→ **Task brief**: Write every line of the material out exactly as shown.

→ **Extracted material**:

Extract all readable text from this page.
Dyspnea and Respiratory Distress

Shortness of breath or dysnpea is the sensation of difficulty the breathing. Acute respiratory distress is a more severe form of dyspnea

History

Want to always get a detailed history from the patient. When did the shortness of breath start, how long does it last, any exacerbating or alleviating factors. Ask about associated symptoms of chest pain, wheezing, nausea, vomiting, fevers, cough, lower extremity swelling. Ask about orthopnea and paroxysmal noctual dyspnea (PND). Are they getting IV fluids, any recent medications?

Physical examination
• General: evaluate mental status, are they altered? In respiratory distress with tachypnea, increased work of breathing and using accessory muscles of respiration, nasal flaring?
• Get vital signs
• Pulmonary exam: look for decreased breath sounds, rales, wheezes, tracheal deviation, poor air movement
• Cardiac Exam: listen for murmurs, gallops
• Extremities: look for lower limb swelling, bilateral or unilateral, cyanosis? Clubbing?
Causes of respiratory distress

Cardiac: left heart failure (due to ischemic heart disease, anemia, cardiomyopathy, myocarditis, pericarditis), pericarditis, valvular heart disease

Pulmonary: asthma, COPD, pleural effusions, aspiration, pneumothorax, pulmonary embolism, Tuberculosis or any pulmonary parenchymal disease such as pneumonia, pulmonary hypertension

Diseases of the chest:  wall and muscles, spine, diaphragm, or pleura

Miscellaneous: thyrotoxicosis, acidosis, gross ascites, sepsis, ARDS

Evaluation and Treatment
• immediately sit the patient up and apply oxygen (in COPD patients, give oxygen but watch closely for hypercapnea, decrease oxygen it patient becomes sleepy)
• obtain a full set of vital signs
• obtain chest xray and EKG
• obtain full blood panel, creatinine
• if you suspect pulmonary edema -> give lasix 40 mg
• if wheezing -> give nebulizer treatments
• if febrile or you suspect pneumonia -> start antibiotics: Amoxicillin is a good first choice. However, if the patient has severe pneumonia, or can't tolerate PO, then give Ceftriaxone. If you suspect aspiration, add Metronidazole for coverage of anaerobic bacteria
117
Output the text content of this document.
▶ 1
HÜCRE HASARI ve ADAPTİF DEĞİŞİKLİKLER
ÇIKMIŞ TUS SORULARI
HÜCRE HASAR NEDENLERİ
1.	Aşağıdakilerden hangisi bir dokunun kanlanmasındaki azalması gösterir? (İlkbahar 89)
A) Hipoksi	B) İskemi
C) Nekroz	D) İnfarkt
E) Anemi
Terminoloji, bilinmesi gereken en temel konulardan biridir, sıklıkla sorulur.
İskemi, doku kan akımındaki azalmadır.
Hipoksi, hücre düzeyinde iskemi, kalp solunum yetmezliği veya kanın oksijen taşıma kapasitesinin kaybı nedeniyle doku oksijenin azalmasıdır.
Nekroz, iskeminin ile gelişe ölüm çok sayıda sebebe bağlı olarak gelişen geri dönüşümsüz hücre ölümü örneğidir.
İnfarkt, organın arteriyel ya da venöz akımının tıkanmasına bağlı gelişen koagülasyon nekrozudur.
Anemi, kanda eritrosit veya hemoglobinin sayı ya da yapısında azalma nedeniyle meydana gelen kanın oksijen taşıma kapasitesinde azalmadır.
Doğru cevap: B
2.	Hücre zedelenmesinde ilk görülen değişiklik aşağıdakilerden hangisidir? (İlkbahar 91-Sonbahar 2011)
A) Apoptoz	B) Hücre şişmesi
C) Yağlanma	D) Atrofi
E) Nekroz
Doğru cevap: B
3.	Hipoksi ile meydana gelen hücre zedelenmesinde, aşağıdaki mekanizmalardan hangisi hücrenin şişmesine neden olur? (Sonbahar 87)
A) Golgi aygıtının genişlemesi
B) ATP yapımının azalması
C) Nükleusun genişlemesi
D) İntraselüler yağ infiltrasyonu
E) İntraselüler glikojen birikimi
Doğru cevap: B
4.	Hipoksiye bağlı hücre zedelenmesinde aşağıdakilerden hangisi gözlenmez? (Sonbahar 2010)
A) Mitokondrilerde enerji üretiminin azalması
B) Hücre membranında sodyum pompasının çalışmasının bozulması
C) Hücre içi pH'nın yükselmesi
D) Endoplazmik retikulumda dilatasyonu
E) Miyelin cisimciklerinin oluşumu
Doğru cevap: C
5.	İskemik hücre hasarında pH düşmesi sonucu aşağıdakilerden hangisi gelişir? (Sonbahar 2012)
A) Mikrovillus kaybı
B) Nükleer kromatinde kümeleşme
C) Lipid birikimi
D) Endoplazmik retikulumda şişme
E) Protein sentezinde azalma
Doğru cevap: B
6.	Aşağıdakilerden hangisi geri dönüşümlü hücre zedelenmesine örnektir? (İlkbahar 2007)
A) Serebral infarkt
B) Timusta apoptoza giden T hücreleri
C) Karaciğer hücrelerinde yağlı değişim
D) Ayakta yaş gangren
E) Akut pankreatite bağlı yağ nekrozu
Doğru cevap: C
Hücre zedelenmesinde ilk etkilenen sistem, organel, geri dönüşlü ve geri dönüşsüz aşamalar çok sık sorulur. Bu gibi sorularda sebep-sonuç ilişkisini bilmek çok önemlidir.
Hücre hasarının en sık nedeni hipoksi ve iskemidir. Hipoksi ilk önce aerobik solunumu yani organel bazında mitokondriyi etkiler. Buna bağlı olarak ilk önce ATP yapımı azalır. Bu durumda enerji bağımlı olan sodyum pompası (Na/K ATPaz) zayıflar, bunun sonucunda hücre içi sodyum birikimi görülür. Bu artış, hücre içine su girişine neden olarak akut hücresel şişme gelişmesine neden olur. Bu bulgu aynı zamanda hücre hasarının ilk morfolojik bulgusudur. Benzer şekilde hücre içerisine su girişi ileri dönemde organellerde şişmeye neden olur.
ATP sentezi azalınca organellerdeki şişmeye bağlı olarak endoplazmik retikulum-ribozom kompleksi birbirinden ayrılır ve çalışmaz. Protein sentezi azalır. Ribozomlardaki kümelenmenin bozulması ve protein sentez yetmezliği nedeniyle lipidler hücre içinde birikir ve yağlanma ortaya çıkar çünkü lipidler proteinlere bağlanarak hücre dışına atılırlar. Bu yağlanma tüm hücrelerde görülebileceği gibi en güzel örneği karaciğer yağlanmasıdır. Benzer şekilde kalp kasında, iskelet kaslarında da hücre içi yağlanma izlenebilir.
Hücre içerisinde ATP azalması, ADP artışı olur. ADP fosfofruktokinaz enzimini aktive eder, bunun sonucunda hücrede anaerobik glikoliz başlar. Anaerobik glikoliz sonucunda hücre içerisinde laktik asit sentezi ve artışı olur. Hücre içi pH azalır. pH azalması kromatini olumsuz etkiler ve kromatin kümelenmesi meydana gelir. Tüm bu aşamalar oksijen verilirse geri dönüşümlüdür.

→ **Expected answer**:
Extract all readable text from this page.
Dyspnea and Respiratory Distress

Shortness of breath or dysnpea is the sensation of difficulty the breathing. Acute respiratory distress is a more severe form of dyspnea

History

Want to always get a detailed history from the patient. When did the shortness of breath start, how long does it last, any exacerbating or alleviating factors. Ask about associated symptoms of chest pain, wheezing, nausea, vomiting, fevers, cough, lower extremity swelling. Ask about orthopnea and paroxysmal noctual dyspnea (PND). Are they getting IV fluids, any recent medications?

Physical examination
• General: evaluate mental status, are they altered? In respiratory distress with tachypnea, increased work of breathing and using accessory muscles of respiration, nasal flaring?
• Get vital signs
• Pulmonary exam: look for decreased breath sounds, rales, wheezes, tracheal deviation, poor air movement
• Cardiac Exam: listen for murmurs, gallops
• Extremities: look for lower limb swelling, bilateral or unilateral, cyanosis? Clubbing?
Causes of respiratory distress

Cardiac: left heart failure (due to ischemic heart disease, anemia, cardiomyopathy, myocarditis, pericarditis), pericarditis, valvular heart disease

Pulmonary: asthma, COPD, pleural effusions, aspiration, pneumothorax, pulmonary embolism, Tuberculosis or any pulmonary parenchymal disease such as pneumonia, pulmonary hypertension

Diseases of the chest:  wall and muscles, spine, diaphragm, or pleura

Miscellaneous: thyrotoxicosis, acidosis, gross ascites, sepsis, ARDS

Evaluation and Treatment
• immediately sit the patient up and apply oxygen (in COPD patients, give oxygen but watch closely for hypercapnea, decrease oxygen it patient becomes sleepy)
• obtain a full set of vital signs
• obtain chest xray and EKG
• obtain full blood panel, creatinine
• if you suspect pulmonary edema -> give lasix 40 mg
• if wheezing -> give nebulizer treatments
• if febrile or you suspect pneumonia -> start antibiotics: Amoxicillin is a good first choice. However, if the patient has severe pneumonia, or can't tolerate PO, then give Ceftriaxone. If you suspect aspiration, add Metronidazole for coverage of anaerobic bacteria
117
Output the text content of this document.
▶ 1
HÜCRE HASARI ve ADAPTİF DEĞİŞİKLİKLER
ÇIKMIŞ TUS SORULARI
HÜCRE HASAR NEDENLERİ
1.	Aşağıdakilerden hangisi bir dokunun kanlanmasındaki azalması gösterir? (İlkbahar 89)
A) Hipoksi	B) İskemi
C) Nekroz	D) İnfarkt
E) Anemi
Terminoloji, bilinmesi gereken en temel konulardan biridir, sıklıkla sorulur.
İskemi, doku kan akımındaki azalmadır.
Hipoksi, hücre düzeyinde iskemi, kalp solunum yetmezliği veya kanın oksijen taşıma kapasitesinin kaybı nedeniyle doku oksijenin azalmasıdır.
Nekroz, iskeminin ile gelişe ölüm çok sayıda sebebe bağlı olarak gelişen geri dönüşümsüz hücre ölümü örneğidir.
İnfarkt, organın arteriyel ya da venöz akımının tıkanmasına bağlı gelişen koagülasyon nekrozudur.
Anemi, kanda eritrosit veya hemoglobinin sayı ya da yapısında azalma nedeniyle meydana gelen kanın oksijen taşıma kapasitesinde azalmadır.
Doğru cevap: B
2.	Hücre zedelenmesinde ilk görülen değişiklik aşağıdakilerden hangisidir? (İlkbahar 91-Sonbahar 2011)
A) Apoptoz	B) Hücre şişmesi
C) Yağlanma	D) Atrofi
E) Nekroz
Doğru cevap: B
3.	Hipoksi ile meydana gelen hücre zedelenmesinde, aşağıdaki mekanizmalardan hangisi hücrenin şişmesine neden olur? (Sonbahar 87)
A) Golgi aygıtının genişlemesi
B) ATP yapımının azalması
C) Nükleusun genişlemesi
D) İntraselüler yağ infiltrasyonu
E) İntraselüler glikojen birikimi
Doğru cevap: B
4.	Hipoksiye bağlı hücre zedelenmesinde aşağıdakilerden hangisi gözlenmez? (Sonbahar 2010)
A) Mitokondrilerde enerji üretiminin azalması
B) Hücre membranında sodyum pompasının çalışmasının bozulması
C) Hücre içi pH'nın yükselmesi
D) Endoplazmik retikulumda dilatasyonu
E) Miyelin cisimciklerinin oluşumu
Doğru cevap: C
5.	İskemik hücre hasarında pH düşmesi sonucu aşağıdakilerden hangisi gelişir? (Sonbahar 2012)
A) Mikrovillus kaybı
B) Nükleer kromatinde kümeleşme
C) Lipid birikimi
D) Endoplazmik retikulumda şişme
E) Protein sentezinde azalma
Doğru cevap: B
6.	Aşağıdakilerden hangisi geri dönüşümlü hücre zedelenmesine örnektir? (İlkbahar 2007)
A) Serebral infarkt
B) Timusta apoptoza giden T hücreleri
C) Karaciğer hücrelerinde yağlı değişim
D) Ayakta yaş gangren
E) Akut pankreatite bağlı yağ nekrozu
Doğru cevap: C
Hücre zedelenmesinde ilk etkilenen sistem, organel, geri dönüşlü ve geri dönüşsüz aşamalar çok sık sorulur. Bu gibi sorularda sebep-sonuç ilişkisini bilmek çok önemlidir.
Hücre hasarının en sık nedeni hipoksi ve iskemidir. Hipoksi ilk önce aerobik solunumu yani organel bazında mitokondriyi etkiler. Buna bağlı olarak ilk önce ATP yapımı azalır. Bu durumda enerji bağımlı olan sodyum pompası (Na/K ATPaz) zayıflar, bunun sonucunda hücre içi sodyum birikimi görülür. Bu artış, hücre içine su girişine neden olarak akut hücresel şişme gelişmesine neden olur. Bu bulgu aynı zamanda hücre hasarının ilk morfolojik bulgusudur. Benzer şekilde hücre içerisine su girişi ileri dönemde organellerde şişmeye neden olur.
ATP sentezi azalınca organellerdeki şişmeye bağlı olarak endoplazmik retikulum-ribozom kompleksi birbirinden ayrılır ve çalışmaz. Protein sentezi azalır. Ribozomlardaki kümelenmenin bozulması ve protein sentez yetmezliği nedeniyle lipidler hücre içinde birikir ve yağlanma ortaya çıkar çünkü lipidler proteinlere bağlanarak hücre dışına atılırlar. Bu yağlanma tüm hücrelerde görülebileceği gibi en güzel örneği karaciğer yağlanmasıdır. Benzer şekilde kalp kasında, iskelet kaslarında da hücre içi yağlanma izlenebilir.
Hücre içerisinde ATP azalması, ADP artışı olur. ADP fosfofruktokinaz enzimini aktive eder, bunun sonucunda hücrede anaerobik glikoliz başlar. Anaerobik glikoliz sonucunda hücre içerisinde laktik asit sentezi ve artışı olur. Hücre içi pH azalır. pH azalması kromatini olumsuz etkiler ve kromatin kümelenmesi meydana gelir. Tüm bu aşamalar oksijen verilirse geri dönüşümlüdür.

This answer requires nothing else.